> Testo da leggere
_____
Cogliamo l’occasione della Giornata internazionale del caffè per intervistarla.
Agnese, come stanno andando le sue ricerche?
“Il mio obiettivo è sempre stato migliorarmi e contribuire con una ricerca innovativa, ispirandomi ai grandi ricercatori del settore. La mia passione per il caffè e la dedizione alla ricerca mi spingono ad esplorare costantemente nuove frontiere, cercando di coniugare scienza e tradizione. Un ringraziamento va al mio supervisor, il professor Vittori, nonché ai docenti Sagratini e Caprioli e a tutto il gruppo di ricerca (CHIM-10) per il loro costante supporto. La mia borsa di dottorato è cofinanziata dall’Università di Camerino e dalla Simonelli Group, nell’ambito del RICH (Research and Innovation Coffee Hub). Grazie a questo progetto ho avuto l’opportunità di partecipare a corsi di formazione sensoriale e brewing e di interagire con figure di spicco del settore caffè. Ringrazio inoltre la Simonelli Group, il dottor Fioretti (mio advisor aziendale), il Coffee Knowledge Hub e la Coffee and Beverage Community per il loro continuo sostegno. Da febbraio ad agosto 2024 ho trascorso il mio periodo di ricerca all’estero presso il FREC (Flavor Research Education Center), centro coordinato dal dottor D. Peterson, presso l’Ohio State University a Columbus, negli Stati Uniti. Questa esperienza mi ha arricchita, sia sul piano professionale che personale. Mi ha inoltre permesso di approfondire non solo la chimica del caffè, ma anche la ricerca sensoriale, esplorando in particolare come la percezione delle diverse note aromatiche e gustative possa influenzare l’esperienza complessiva del caffè”.
Da dove nasce la sua passione per il caffè?
“Dal fascino per il suo complesso profilo chimico e sensoriale. Tutto è iniziato durante i miei primi corsi SCA di sensory, brewing e barista durante il mio primo anno di dottorato, dove ho avuto la fortuna di lavorare a stretto contatto con esperti del settore. Questa esperienza mi ha spinto a esplorare la chimica del caffè e a comprendere come i vari processi, a partire dalla raccolta fino alla torrefazione, influenzano il risultato finale in tazza. L’esperienza pratica acquisita durante il mio dottorato, sia in laboratorio che nelle sessioni di assaggio, è stata fondamentale per comprendere a fondo il caffè. Questo approccio hands-on mi ha permesso di sviluppare un’intuizione più profonda sulle interazioni tra chimica e sensorialità”.
_____
> Materiale
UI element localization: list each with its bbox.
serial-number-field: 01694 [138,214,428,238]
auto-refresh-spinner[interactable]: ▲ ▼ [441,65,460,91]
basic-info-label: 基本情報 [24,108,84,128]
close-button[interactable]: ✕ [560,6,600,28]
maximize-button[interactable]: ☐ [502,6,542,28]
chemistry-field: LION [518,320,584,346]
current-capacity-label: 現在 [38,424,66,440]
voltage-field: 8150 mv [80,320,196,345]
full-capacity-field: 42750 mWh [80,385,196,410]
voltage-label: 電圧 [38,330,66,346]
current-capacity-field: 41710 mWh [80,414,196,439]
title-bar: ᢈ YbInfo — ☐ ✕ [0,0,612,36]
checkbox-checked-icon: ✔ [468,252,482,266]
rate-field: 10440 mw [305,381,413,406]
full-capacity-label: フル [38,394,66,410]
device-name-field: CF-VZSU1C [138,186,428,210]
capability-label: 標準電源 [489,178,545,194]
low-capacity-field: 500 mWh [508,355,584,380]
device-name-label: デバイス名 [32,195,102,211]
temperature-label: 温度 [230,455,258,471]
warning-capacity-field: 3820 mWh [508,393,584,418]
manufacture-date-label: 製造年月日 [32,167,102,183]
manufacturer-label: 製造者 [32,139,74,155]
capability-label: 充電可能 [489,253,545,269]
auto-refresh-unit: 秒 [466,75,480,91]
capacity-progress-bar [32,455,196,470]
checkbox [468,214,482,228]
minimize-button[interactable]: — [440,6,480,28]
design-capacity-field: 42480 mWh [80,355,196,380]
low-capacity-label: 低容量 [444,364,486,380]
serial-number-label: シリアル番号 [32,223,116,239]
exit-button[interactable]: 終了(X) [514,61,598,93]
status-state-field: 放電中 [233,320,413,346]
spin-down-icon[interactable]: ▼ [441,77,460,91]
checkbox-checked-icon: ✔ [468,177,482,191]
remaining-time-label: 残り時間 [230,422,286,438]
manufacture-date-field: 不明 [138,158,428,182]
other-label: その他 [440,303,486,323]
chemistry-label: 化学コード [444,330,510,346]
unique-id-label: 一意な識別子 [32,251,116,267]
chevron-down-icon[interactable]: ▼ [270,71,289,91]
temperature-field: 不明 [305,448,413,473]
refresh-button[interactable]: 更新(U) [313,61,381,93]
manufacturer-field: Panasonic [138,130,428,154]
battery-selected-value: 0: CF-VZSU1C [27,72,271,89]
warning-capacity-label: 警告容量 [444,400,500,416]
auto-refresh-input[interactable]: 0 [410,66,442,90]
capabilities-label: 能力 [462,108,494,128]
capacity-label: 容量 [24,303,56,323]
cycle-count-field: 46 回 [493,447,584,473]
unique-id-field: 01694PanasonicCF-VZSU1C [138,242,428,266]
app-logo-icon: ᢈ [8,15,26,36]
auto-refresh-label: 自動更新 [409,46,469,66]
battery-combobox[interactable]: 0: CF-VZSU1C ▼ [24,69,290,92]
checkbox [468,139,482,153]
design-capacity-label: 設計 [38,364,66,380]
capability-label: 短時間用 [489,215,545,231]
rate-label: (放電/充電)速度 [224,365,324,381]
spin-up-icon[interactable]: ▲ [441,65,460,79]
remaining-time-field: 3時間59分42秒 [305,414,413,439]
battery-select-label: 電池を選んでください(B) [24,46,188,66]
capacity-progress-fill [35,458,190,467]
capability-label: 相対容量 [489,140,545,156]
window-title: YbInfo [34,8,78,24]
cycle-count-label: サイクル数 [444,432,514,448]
_____
> Cosa fare
1. Rispondi in base all'intervista sul caffè:
(a) Quali enti cofinanziano la borsa di dottorato di Agnese?
(b) In quale centro e in quale università ha svolto il periodo di ricerca all'estero?
(c) Quali corsi SCA ha seguito durante il primo anno di dottorato?
2. Elenca tutte le persone che Agnese ringrazia indicandole per nome nell'intervista sul caffè.

> Soluzioni dell'esercizio
1.
(a) L'Università di Camerino e la Simonelli Group.
(b) Al FREC (Flavor Research Education Center), presso l'Ohio State University a Columbus, negli Stati Uniti.
(c) Corsi di sensory, brewing e barista.

2. Il professor Vittori, il docente Sagratini, il docente Caprioli e il dottor Fioretti.